EXPLORE THE MATERIAL:
A – According to the myeloma testing transcript, how much bone loss must occur before it will show up on an X-ray?
B – Quote the myeloma testing transcript between "When we’re looking" and "of cell changes.", inclusive.

DOCUMENT TEXT:
[Start of Attachment]

Charise:                       

The essential testing that a myeloma patient should undergo following a diagnosis is – obviously, you’ve had those diagnostic test labs, the 24-hour urine, some scans, but the specific things that we need are a bone marrow biopsy.

That includes cytogenetics and FISH, and we can talk a little bit more about that. You also want full-body imaging. We used to always use a skeletal survey, which was an X-ray of the long bones. But, really, the standard of care now is a whole-body scan.

So, depending on what your oncologist or your institution has, that would be a full-body CT scan, a PET-CT scan, or a full-body MRI. So, one of those tests is recommended. It’s not unusual if you have a PET. Like our institution, we use PET-CT. So, for a newly diagnosed patient, we’re also going to get an MRI of the spine for a further snapshot.

What we’re looking for with a full-body imaging is we want to make sure that there aren’t any lytic lesions.

So, with an X-ray, you have to have about 30 percent bone loss before it’s going to show up on an X-ray. So, those traditional X-rays that we used to use could actually miss an active lesion. So, in that diagnosis, we want to know that there is no active myeloma. And those other scans are going to be more specific to that.

So, the cytogenetics of a bone marrow biopsy are going to tell us more about the biology of the disease. So, cytogenetics actually grows out the pairs of cells. And so, that’s why that portion of the test can take a while to get back.

At our institution, it can take two to three weeks, because you’re actually growing out those cells to look at the chromosomes. And remember these are chromosomes, or genes, of the plasma cells. And so, we’re looking for those abnormalities that might be present. So, you think about it more for the biology of the disease.

When we’re looking at FISH, we’re also looking… That test shows a little bit different. It comes back quicker. It shows two different phases of cell changes.

And so, it will tell us about chromosomes as well. But do you have any additional chromosomes – so, that would make it a hyperdiploid narrow. It tells us if there’s a loss of a chromosome – so, you’re missing one, a hypodiploid. It also tells us about translocations – so, when you’ve had a piece of a chromosome change and go to another cell. And so, that, for instance, would be like that translocation t(11;14) or translocation t(4;14). So, it’s essential to have that testing to tell us about that, because it helps guide treatment. And as we talk more about targeted therapy, these things really can come into play.

[End of Attachment]

(Source data)
[Start of Attachment]

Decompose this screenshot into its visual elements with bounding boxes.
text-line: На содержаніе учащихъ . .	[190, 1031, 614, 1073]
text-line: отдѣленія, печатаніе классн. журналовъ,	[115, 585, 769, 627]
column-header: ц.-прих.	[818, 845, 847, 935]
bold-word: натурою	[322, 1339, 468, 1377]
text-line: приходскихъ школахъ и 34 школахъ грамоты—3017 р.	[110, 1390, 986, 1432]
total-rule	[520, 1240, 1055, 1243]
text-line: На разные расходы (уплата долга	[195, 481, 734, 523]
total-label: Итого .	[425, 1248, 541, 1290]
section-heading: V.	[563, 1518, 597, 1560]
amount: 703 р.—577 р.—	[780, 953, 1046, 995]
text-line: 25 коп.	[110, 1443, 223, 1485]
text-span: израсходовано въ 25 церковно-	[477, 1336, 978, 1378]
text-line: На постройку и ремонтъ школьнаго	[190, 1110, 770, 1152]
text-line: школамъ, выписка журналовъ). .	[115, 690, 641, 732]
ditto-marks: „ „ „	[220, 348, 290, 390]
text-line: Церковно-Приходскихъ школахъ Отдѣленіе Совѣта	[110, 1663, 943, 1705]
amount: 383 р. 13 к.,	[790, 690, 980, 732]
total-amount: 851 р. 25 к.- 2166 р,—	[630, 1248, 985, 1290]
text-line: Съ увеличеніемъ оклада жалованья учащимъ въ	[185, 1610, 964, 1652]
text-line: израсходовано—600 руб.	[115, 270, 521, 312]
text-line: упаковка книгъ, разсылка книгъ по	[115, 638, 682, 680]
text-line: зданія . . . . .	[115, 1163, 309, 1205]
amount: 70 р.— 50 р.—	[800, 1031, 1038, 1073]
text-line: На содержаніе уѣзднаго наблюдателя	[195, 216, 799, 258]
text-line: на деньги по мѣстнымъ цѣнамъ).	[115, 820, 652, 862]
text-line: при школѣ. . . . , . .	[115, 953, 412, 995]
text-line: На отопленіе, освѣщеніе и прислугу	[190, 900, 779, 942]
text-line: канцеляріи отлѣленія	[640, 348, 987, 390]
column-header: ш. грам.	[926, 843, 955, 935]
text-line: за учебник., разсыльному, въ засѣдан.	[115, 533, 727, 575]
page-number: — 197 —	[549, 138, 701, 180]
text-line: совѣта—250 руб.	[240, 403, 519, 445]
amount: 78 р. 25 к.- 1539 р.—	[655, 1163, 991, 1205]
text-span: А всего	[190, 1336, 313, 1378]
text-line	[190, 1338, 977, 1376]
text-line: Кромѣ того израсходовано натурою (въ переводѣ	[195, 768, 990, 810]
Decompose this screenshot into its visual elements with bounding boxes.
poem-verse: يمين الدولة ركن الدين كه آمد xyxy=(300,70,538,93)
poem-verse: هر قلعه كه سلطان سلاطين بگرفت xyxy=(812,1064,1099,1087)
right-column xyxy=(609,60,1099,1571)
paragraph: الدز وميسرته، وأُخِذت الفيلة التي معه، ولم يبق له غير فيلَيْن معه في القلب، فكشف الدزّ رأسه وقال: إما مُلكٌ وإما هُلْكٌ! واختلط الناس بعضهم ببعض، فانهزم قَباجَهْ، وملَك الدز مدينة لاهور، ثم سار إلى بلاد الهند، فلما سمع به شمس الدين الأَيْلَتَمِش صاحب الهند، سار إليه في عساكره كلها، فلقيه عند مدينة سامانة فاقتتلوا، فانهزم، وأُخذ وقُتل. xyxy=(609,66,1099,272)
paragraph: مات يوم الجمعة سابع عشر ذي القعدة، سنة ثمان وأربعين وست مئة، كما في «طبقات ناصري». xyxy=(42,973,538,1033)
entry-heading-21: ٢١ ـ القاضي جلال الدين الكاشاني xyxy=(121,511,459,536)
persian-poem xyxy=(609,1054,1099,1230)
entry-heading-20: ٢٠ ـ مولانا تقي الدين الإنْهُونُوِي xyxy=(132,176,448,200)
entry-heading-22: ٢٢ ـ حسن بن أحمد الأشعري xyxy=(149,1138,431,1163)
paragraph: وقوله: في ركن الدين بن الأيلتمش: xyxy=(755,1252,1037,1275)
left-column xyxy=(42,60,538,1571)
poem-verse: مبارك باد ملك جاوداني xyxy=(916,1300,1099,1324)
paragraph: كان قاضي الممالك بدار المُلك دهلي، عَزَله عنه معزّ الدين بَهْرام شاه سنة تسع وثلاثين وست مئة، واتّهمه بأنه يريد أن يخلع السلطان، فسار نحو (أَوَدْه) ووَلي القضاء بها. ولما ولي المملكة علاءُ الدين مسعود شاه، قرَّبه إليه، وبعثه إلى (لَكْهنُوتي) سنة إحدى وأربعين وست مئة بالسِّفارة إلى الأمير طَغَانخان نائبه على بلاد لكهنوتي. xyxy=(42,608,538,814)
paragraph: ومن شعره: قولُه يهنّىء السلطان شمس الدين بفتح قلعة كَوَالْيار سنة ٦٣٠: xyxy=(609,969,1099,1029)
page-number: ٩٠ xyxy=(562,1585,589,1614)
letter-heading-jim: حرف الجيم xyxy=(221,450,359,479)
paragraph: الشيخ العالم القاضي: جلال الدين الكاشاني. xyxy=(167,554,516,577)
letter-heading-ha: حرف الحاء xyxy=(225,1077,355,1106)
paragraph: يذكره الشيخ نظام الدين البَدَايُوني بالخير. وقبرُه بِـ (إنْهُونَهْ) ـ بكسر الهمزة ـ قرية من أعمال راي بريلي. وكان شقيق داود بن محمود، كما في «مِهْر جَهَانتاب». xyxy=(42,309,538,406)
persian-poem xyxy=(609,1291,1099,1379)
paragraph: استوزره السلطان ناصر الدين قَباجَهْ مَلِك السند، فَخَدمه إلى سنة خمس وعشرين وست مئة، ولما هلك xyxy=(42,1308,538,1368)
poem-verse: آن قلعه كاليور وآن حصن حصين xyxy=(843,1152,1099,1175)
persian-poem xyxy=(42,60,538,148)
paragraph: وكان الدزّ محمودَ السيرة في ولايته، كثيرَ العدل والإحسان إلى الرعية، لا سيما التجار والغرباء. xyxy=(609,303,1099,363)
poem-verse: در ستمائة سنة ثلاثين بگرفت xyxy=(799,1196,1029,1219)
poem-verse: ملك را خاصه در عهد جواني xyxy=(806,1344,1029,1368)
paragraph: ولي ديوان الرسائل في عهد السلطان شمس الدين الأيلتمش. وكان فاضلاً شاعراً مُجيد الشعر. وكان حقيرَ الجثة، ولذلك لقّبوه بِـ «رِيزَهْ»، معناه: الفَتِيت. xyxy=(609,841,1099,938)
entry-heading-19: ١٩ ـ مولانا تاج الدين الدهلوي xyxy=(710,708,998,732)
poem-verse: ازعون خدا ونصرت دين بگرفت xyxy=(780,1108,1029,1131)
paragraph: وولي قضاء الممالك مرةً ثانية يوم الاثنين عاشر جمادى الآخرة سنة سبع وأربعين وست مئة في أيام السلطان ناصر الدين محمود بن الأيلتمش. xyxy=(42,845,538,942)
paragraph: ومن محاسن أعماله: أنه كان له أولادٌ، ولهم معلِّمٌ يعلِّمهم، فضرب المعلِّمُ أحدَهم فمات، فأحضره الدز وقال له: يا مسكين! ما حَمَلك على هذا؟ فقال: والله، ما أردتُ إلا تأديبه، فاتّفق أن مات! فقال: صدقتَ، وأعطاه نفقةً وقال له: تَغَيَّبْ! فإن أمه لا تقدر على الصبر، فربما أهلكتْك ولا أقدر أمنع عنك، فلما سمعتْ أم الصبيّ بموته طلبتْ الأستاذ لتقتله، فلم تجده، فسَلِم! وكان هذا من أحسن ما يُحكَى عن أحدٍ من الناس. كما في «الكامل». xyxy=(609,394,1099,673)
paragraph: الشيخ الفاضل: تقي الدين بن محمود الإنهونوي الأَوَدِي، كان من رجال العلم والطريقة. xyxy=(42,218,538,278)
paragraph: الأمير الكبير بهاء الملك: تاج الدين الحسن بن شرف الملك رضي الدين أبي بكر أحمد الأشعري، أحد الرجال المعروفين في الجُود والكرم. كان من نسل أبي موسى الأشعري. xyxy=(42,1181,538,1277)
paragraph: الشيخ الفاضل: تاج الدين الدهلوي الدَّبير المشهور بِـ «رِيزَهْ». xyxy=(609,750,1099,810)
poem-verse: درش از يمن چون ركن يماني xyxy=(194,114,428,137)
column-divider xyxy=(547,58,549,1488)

[End of Attachment]

PER-TASK OUTPUTS:
A – About 30 percent.

B –
When we’re looking at FISH, we’re also looking… That test shows a little bit different. It comes back quicker. It shows two different phases of cell changes.